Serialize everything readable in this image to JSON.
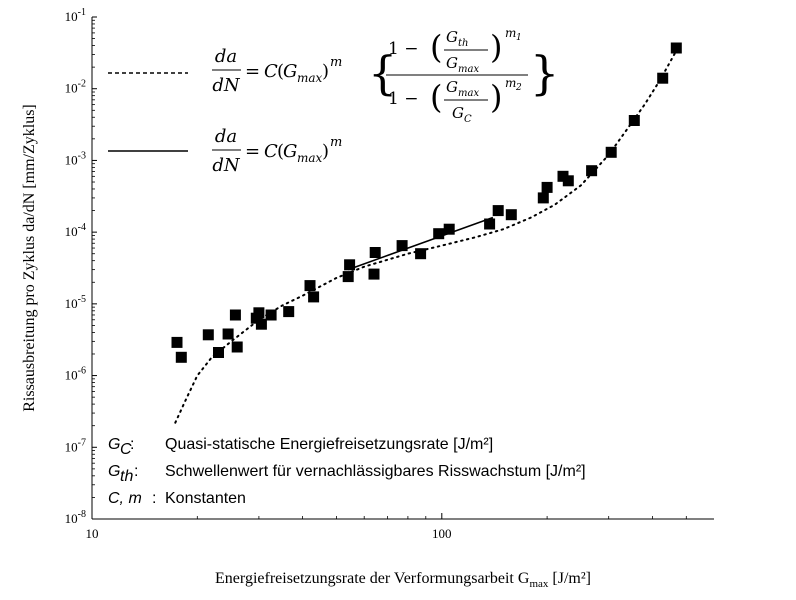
{
  "chart_data": {
    "type": "scatter",
    "title": "",
    "xlabel": "Energiefreisetzungsrate der Verformungsarbeit G",
    "xlabel_sub": "max",
    "xlabel_unit": " [J/m²]",
    "ylabel": "Rissausbreitung pro Zyklus da/dN [mm/Zyklus]",
    "x_scale": "log",
    "y_scale": "log",
    "xlim": [
      10,
      600
    ],
    "ylim": [
      1e-08,
      0.1
    ],
    "x_ticks": [
      {
        "value": 10,
        "label": "10"
      },
      {
        "value": 100,
        "label": "100"
      }
    ],
    "y_ticks": [
      {
        "value": 1e-08,
        "base": "10",
        "exp": "-8"
      },
      {
        "value": 1e-07,
        "base": "10",
        "exp": "-7"
      },
      {
        "value": 1e-06,
        "base": "10",
        "exp": "-6"
      },
      {
        "value": 1e-05,
        "base": "10",
        "exp": "-5"
      },
      {
        "value": 0.0001,
        "base": "10",
        "exp": "-4"
      },
      {
        "value": 0.001,
        "base": "10",
        "exp": "-3"
      },
      {
        "value": 0.01,
        "base": "10",
        "exp": "-2"
      },
      {
        "value": 0.1,
        "base": "10",
        "exp": "-1"
      }
    ],
    "grid": false,
    "legend_position": "top-left",
    "series": [
      {
        "kind": "markers",
        "color": "#000000",
        "points": [
          {
            "x": 17.5,
            "y": 2.9e-06
          },
          {
            "x": 18.0,
            "y": 1.8e-06
          },
          {
            "x": 21.5,
            "y": 3.7e-06
          },
          {
            "x": 23.0,
            "y": 2.1e-06
          },
          {
            "x": 24.5,
            "y": 3.8e-06
          },
          {
            "x": 25.7,
            "y": 7e-06
          },
          {
            "x": 26.0,
            "y": 2.5e-06
          },
          {
            "x": 29.5,
            "y": 6.3e-06
          },
          {
            "x": 30.0,
            "y": 7.5e-06
          },
          {
            "x": 30.5,
            "y": 5.2e-06
          },
          {
            "x": 32.5,
            "y": 7e-06
          },
          {
            "x": 36.5,
            "y": 7.8e-06
          },
          {
            "x": 42.0,
            "y": 1.8e-05
          },
          {
            "x": 43.0,
            "y": 1.25e-05
          },
          {
            "x": 54.0,
            "y": 2.4e-05
          },
          {
            "x": 54.5,
            "y": 3.5e-05
          },
          {
            "x": 64.0,
            "y": 2.6e-05
          },
          {
            "x": 64.5,
            "y": 5.2e-05
          },
          {
            "x": 77.0,
            "y": 6.5e-05
          },
          {
            "x": 87.0,
            "y": 5e-05
          },
          {
            "x": 98.0,
            "y": 9.5e-05
          },
          {
            "x": 105.0,
            "y": 0.00011
          },
          {
            "x": 137.0,
            "y": 0.00013
          },
          {
            "x": 145.0,
            "y": 0.0002
          },
          {
            "x": 158.0,
            "y": 0.000175
          },
          {
            "x": 195.0,
            "y": 0.0003
          },
          {
            "x": 200.0,
            "y": 0.00042
          },
          {
            "x": 222.0,
            "y": 0.0006
          },
          {
            "x": 230.0,
            "y": 0.00052
          },
          {
            "x": 268.0,
            "y": 0.00072
          },
          {
            "x": 305.0,
            "y": 0.0013
          },
          {
            "x": 355.0,
            "y": 0.0036
          },
          {
            "x": 428.0,
            "y": 0.014
          },
          {
            "x": 468.0,
            "y": 0.037
          }
        ]
      },
      {
        "kind": "dotted-line",
        "color": "#000000",
        "points": [
          {
            "x": 17.3,
            "y": 2.2e-07
          },
          {
            "x": 18.5,
            "y": 4.5e-07
          },
          {
            "x": 20.0,
            "y": 1e-06
          },
          {
            "x": 22.0,
            "y": 1.8e-06
          },
          {
            "x": 25.0,
            "y": 3e-06
          },
          {
            "x": 30.0,
            "y": 6e-06
          },
          {
            "x": 35.0,
            "y": 9.5e-06
          },
          {
            "x": 40.0,
            "y": 1.3e-05
          },
          {
            "x": 50.0,
            "y": 2.3e-05
          },
          {
            "x": 60.0,
            "y": 3.3e-05
          },
          {
            "x": 80.0,
            "y": 5e-05
          },
          {
            "x": 100.0,
            "y": 6.5e-05
          },
          {
            "x": 125.0,
            "y": 8.5e-05
          },
          {
            "x": 150.0,
            "y": 0.00011
          },
          {
            "x": 180.0,
            "y": 0.00016
          },
          {
            "x": 210.0,
            "y": 0.00024
          },
          {
            "x": 250.0,
            "y": 0.00045
          },
          {
            "x": 300.0,
            "y": 0.0012
          },
          {
            "x": 340.0,
            "y": 0.0028
          },
          {
            "x": 380.0,
            "y": 0.006
          },
          {
            "x": 420.0,
            "y": 0.013
          },
          {
            "x": 470.0,
            "y": 0.035
          }
        ]
      },
      {
        "kind": "solid-line",
        "color": "#000000",
        "points": [
          {
            "x": 54.0,
            "y": 3e-05
          },
          {
            "x": 140.0,
            "y": 0.00016
          }
        ]
      }
    ],
    "legend": [
      {
        "style": "dashed",
        "equation": "nasgro"
      },
      {
        "style": "solid",
        "equation": "paris"
      }
    ],
    "equations": {
      "lhs_num": "da",
      "lhs_den": "dN",
      "eq_sign": "=",
      "C": "C",
      "Gmax_G": "G",
      "Gmax_sub": "max",
      "m": "m",
      "one_minus": "1 −",
      "Gth_G": "G",
      "Gth_sub": "th",
      "GC_G": "G",
      "GC_sub": "C",
      "m1_m": "m",
      "m1_sub": "1",
      "m2_m": "m",
      "m2_sub": "2"
    },
    "notes": [
      {
        "sym": "G",
        "sub": "C",
        "text": "Quasi-statische Energiefreisetzungsrate [J/m²]"
      },
      {
        "sym": "G",
        "sub": "th",
        "text": "Schwellenwert für vernachlässigbares Risswachstum [J/m²]"
      },
      {
        "sym": "C, m",
        "sub": "",
        "text": "Konstanten"
      }
    ]
  }
}
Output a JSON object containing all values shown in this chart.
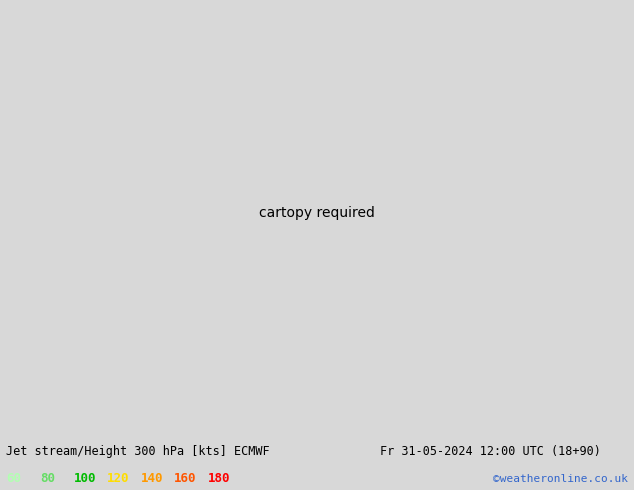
{
  "title_left": "Jet stream/Height 300 hPa [kts] ECMWF",
  "title_right": "Fr 31-05-2024 12:00 UTC (18+90)",
  "credit": "©weatheronline.co.uk",
  "legend_values": [
    "60",
    "80",
    "100",
    "120",
    "140",
    "160",
    "180"
  ],
  "legend_colors": [
    "#b2ffb2",
    "#66dd66",
    "#00bb00",
    "#ffdd00",
    "#ff9900",
    "#ff5500",
    "#ff0000"
  ],
  "bg_color": "#d8d8d8",
  "map_bg": "#f0f0f0",
  "land_color": "#c8c8c8",
  "contour_color": "#000000",
  "figsize": [
    6.34,
    4.9
  ],
  "dpi": 100,
  "title_fontsize": 8.5,
  "legend_fontsize": 9,
  "credit_fontsize": 8,
  "lon_min": -60,
  "lon_max": 60,
  "lat_min": 25,
  "lat_max": 75,
  "central_lon": 0,
  "central_lat": 50
}
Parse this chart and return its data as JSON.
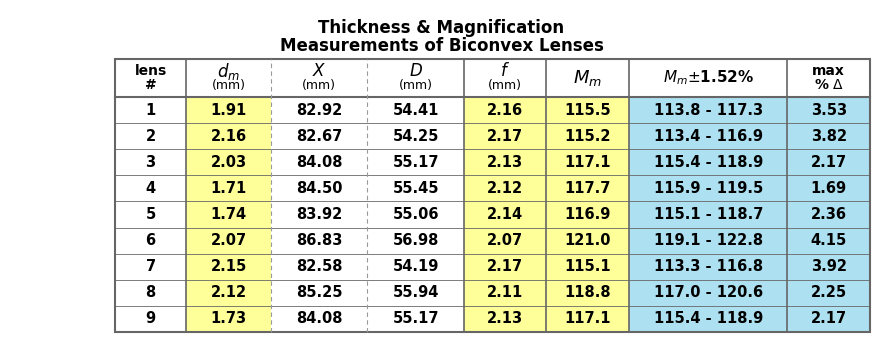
{
  "title_line1": "Thickness & Magnification",
  "title_line2": "Measurements of Biconvex Lenses",
  "rows": [
    [
      "1",
      "1.91",
      "82.92",
      "54.41",
      "2.16",
      "115.5",
      "113.8 - 117.3",
      "3.53"
    ],
    [
      "2",
      "2.16",
      "82.67",
      "54.25",
      "2.17",
      "115.2",
      "113.4 - 116.9",
      "3.82"
    ],
    [
      "3",
      "2.03",
      "84.08",
      "55.17",
      "2.13",
      "117.1",
      "115.4 - 118.9",
      "2.17"
    ],
    [
      "4",
      "1.71",
      "84.50",
      "55.45",
      "2.12",
      "117.7",
      "115.9 - 119.5",
      "1.69"
    ],
    [
      "5",
      "1.74",
      "83.92",
      "55.06",
      "2.14",
      "116.9",
      "115.1 - 118.7",
      "2.36"
    ],
    [
      "6",
      "2.07",
      "86.83",
      "56.98",
      "2.07",
      "121.0",
      "119.1 - 122.8",
      "4.15"
    ],
    [
      "7",
      "2.15",
      "82.58",
      "54.19",
      "2.17",
      "115.1",
      "113.3 - 116.8",
      "3.92"
    ],
    [
      "8",
      "2.12",
      "85.25",
      "55.94",
      "2.11",
      "118.8",
      "117.0 - 120.6",
      "2.25"
    ],
    [
      "9",
      "1.73",
      "84.08",
      "55.17",
      "2.13",
      "117.1",
      "115.4 - 118.9",
      "2.17"
    ]
  ],
  "color_white": "#FFFFFF",
  "color_yellow": "#FFFF99",
  "color_blue": "#ADE0F0",
  "color_header_bg": "#FFFFFF",
  "col_colors": [
    "white",
    "yellow",
    "white",
    "white",
    "yellow",
    "yellow",
    "blue",
    "blue"
  ],
  "title_fontsize": 12,
  "header_fontsize": 10,
  "data_fontsize": 10.5,
  "border_color": "#666666",
  "dashed_color": "#999999"
}
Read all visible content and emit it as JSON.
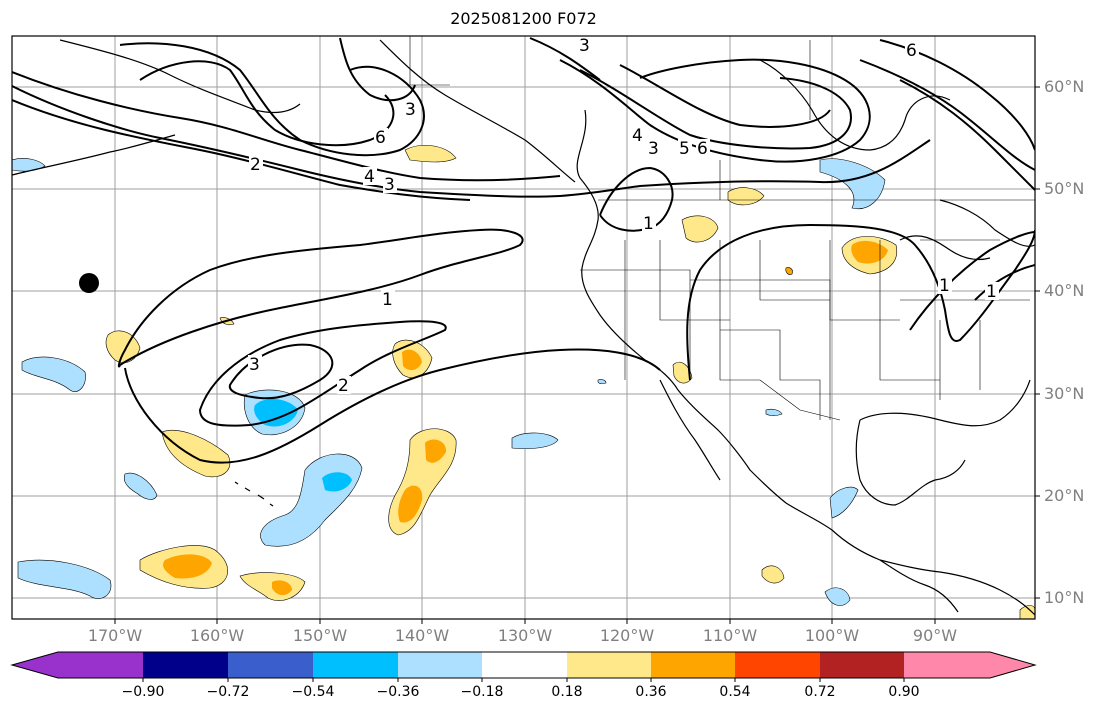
{
  "title": "2025081200 F072",
  "lat_labels": [
    "60°N",
    "50°N",
    "40°N",
    "30°N",
    "20°N",
    "10°N"
  ],
  "lon_labels": [
    "170°W",
    "160°W",
    "150°W",
    "140°W",
    "130°W",
    "120°W",
    "110°W",
    "100°W",
    "90°W"
  ],
  "contour_labels": [
    "3",
    "6",
    "2",
    "4",
    "3",
    "3",
    "6",
    "4",
    "3",
    "5",
    "6",
    "1",
    "1",
    "3",
    "2",
    "1",
    "1"
  ],
  "colorbar": {
    "ticks": [
      "−0.90",
      "−0.72",
      "−0.54",
      "−0.36",
      "−0.18",
      "0.18",
      "0.36",
      "0.54",
      "0.72",
      "0.90"
    ],
    "colors": [
      "#9932CC",
      "#00008B",
      "#3A5FCD",
      "#00BFFF",
      "#ADE0FF",
      "#FFFFFF",
      "#FFE88A",
      "#FFA500",
      "#FF4500",
      "#B22222",
      "#FF88AA"
    ]
  },
  "colors": {
    "neg_light": "#ADE0FF",
    "neg_mid": "#00BFFF",
    "pos_light": "#FFE88A",
    "pos_mid": "#FFA500",
    "contour": "#000000",
    "grid": "#888888"
  }
}
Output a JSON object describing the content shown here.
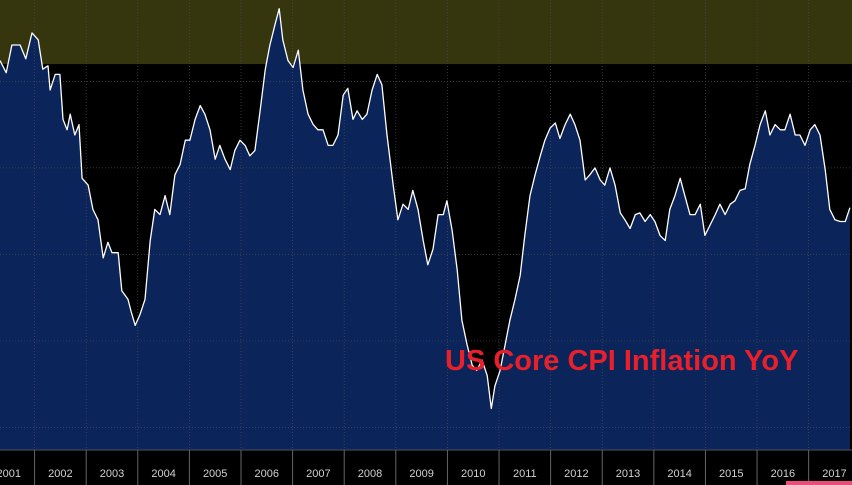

____

**What you are asked to do:** Find all lines holding the string "JSON" and copy them.

**Response to the exercise:**
Serialize everything readable in this image to JSON.
Output a JSON object containing all values shown in this chart.
Parse this chart and return its data as JSON.
Read all visible content and emit it as JSON.
Output a JSON object describing the content shown here.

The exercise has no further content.